- _SET PROBLEM_
Gather from the material every line that contains the string "corresponding".

- _RECORDED DATA_

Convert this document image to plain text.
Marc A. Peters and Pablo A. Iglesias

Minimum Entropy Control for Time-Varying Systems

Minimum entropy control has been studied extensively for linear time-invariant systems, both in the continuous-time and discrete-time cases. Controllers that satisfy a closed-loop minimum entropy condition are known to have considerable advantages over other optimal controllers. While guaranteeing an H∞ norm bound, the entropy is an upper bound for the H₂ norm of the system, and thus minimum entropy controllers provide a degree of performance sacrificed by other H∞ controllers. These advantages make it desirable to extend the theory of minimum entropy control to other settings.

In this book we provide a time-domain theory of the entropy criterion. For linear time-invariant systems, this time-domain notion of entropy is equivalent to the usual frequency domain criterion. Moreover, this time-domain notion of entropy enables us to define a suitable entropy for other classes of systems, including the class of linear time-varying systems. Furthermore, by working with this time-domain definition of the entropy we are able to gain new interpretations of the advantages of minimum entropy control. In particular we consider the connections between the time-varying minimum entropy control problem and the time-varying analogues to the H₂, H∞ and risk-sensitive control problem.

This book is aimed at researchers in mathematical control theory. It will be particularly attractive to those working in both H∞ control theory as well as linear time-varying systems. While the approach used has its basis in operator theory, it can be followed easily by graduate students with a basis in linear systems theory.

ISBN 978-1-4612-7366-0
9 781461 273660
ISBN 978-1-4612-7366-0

==

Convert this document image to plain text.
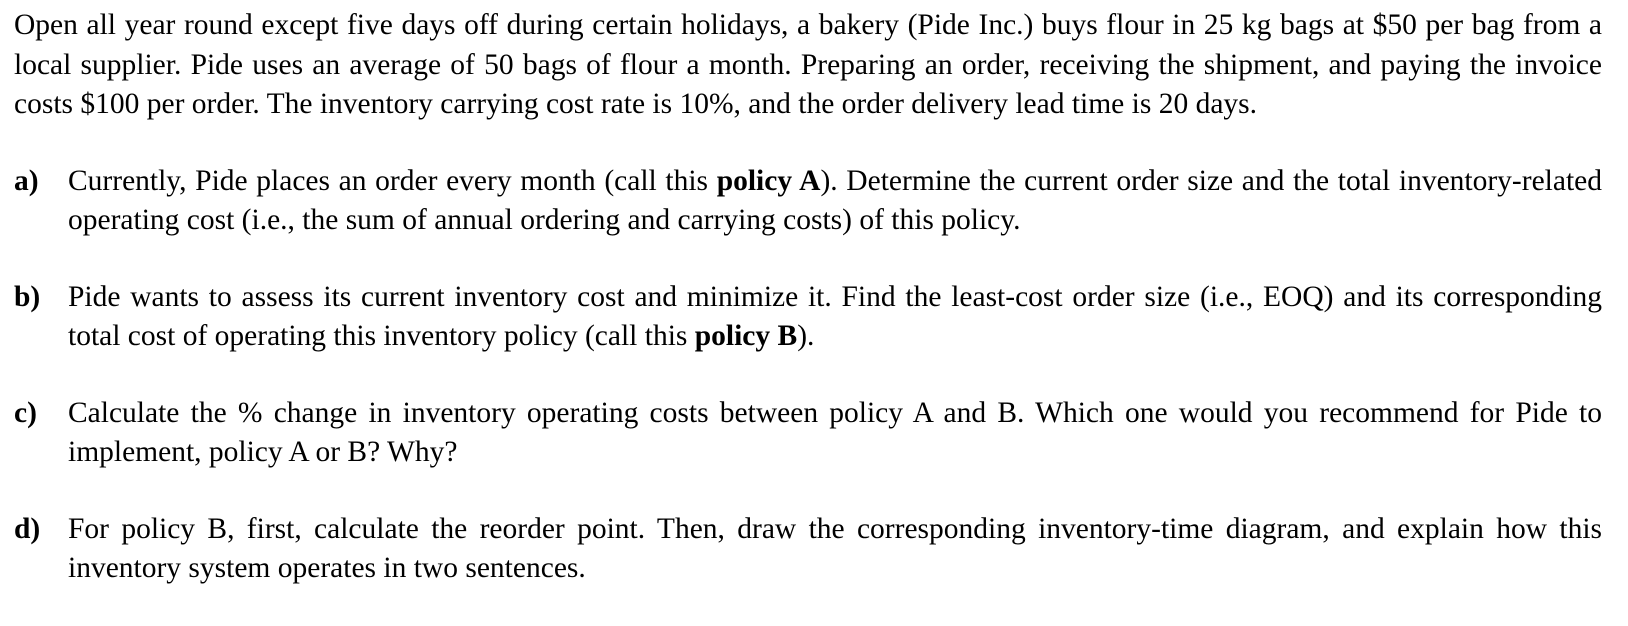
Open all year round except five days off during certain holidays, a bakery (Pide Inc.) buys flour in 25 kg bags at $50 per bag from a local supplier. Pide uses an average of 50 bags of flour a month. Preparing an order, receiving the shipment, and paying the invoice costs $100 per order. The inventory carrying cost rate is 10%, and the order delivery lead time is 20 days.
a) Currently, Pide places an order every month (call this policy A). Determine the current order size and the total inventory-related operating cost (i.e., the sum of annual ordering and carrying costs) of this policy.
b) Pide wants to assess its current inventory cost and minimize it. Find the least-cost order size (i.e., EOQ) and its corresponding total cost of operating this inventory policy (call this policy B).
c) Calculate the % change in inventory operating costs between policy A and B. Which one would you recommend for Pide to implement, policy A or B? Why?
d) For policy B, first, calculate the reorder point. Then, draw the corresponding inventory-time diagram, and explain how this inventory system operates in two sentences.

- _ANSWER_
b) Pide wants to assess its current inventory cost and minimize it. Find the least-cost order size (i.e., EOQ) and its corresponding total cost of operating this inventory policy (call this policy B).
d) For policy B, first, calculate the reorder point. Then, draw the corresponding inventory-time diagram, and explain how this inventory system operates in two sentences.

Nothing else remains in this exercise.